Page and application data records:

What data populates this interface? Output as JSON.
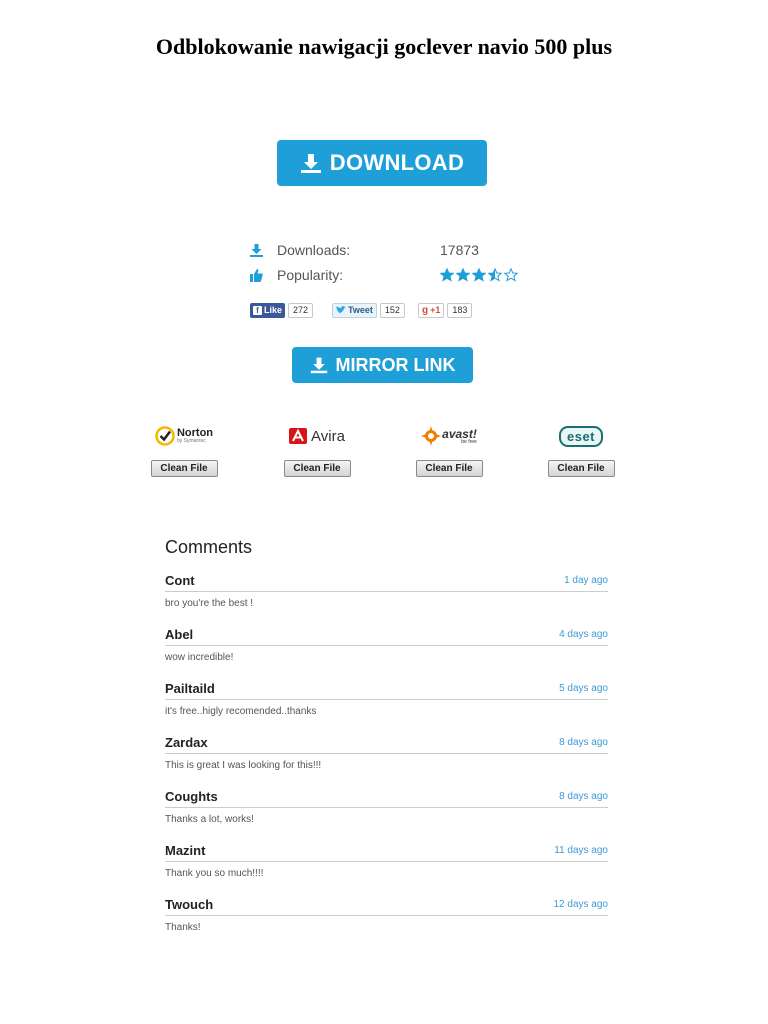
{
  "title": "Odblokowanie nawigacji goclever navio 500 plus",
  "download_button": {
    "label": "DOWNLOAD"
  },
  "stats": {
    "downloads_label": "Downloads:",
    "downloads_value": "17873",
    "popularity_label": "Popularity:",
    "popularity_stars": 3.5,
    "popularity_max": 5
  },
  "social": {
    "facebook": {
      "label": "Like",
      "count": "272"
    },
    "twitter": {
      "label": "Tweet",
      "count": "152"
    },
    "gplus": {
      "label": "+1",
      "count": "183"
    }
  },
  "mirror_button": {
    "label": "MIRROR LINK"
  },
  "antivirus": [
    {
      "name": "Norton",
      "sub": "by Symantec",
      "status": "Clean File"
    },
    {
      "name": "Avira",
      "status": "Clean File"
    },
    {
      "name": "avast!",
      "sub": "be free",
      "status": "Clean File"
    },
    {
      "name": "eset",
      "status": "Clean File"
    }
  ],
  "comments_heading": "Comments",
  "comments": [
    {
      "author": "Cont",
      "time": "1 day ago",
      "text": "bro you're the best !"
    },
    {
      "author": "Abel",
      "time": "4 days ago",
      "text": "wow incredible!"
    },
    {
      "author": "Pailtaild",
      "time": "5 days ago",
      "text": "it's free..higly recomended..thanks"
    },
    {
      "author": "Zardax",
      "time": "8 days ago",
      "text": "This is great I was looking for this!!!"
    },
    {
      "author": "Coughts",
      "time": "8 days ago",
      "text": "Thanks a lot, works!"
    },
    {
      "author": "Mazint",
      "time": "11 days ago",
      "text": "Thank you so much!!!!"
    },
    {
      "author": "Twouch",
      "time": "12 days ago",
      "text": "Thanks!"
    }
  ],
  "colors": {
    "accent": "#1e9fd8",
    "link": "#3a9bd5",
    "facebook": "#3b5998"
  }
}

- _AIM OF THE EXERCISE_
Leave the pictures out and return each entry exactly.

- _YOUR RESPONSE_
What data populates this interface? Output as JSON.
{
  "title": "Odblokowanie nawigacji goclever navio 500 plus",
  "download_button": {
    "label": "DOWNLOAD"
  },
  "stats": {
    "downloads_label": "Downloads:",
    "downloads_value": "17873",
    "popularity_label": "Popularity:",
    "popularity_stars": 3.5,
    "popularity_max": 5
  },
  "social": {
    "facebook": {
      "label": "Like",
      "count": "272"
    },
    "twitter": {
      "label": "Tweet",
      "count": "152"
    },
    "gplus": {
      "label": "+1",
      "count": "183"
    }
  },
  "mirror_button": {
    "label": "MIRROR LINK"
  },
  "antivirus": [
    {
      "name": "Norton",
      "sub": "by Symantec",
      "status": "Clean File"
    },
    {
      "name": "Avira",
      "status": "Clean File"
    },
    {
      "name": "avast!",
      "sub": "be free",
      "status": "Clean File"
    },
    {
      "name": "eset",
      "status": "Clean File"
    }
  ],
  "comments_heading": "Comments",
  "comments": [
    {
      "author": "Cont",
      "time": "1 day ago",
      "text": "bro you're the best !"
    },
    {
      "author": "Abel",
      "time": "4 days ago",
      "text": "wow incredible!"
    },
    {
      "author": "Pailtaild",
      "time": "5 days ago",
      "text": "it's free..higly recomended..thanks"
    },
    {
      "author": "Zardax",
      "time": "8 days ago",
      "text": "This is great I was looking for this!!!"
    },
    {
      "author": "Coughts",
      "time": "8 days ago",
      "text": "Thanks a lot, works!"
    },
    {
      "author": "Mazint",
      "time": "11 days ago",
      "text": "Thank you so much!!!!"
    },
    {
      "author": "Twouch",
      "time": "12 days ago",
      "text": "Thanks!"
    }
  ],
  "colors": {
    "accent": "#1e9fd8",
    "link": "#3a9bd5",
    "facebook": "#3b5998"
  }
}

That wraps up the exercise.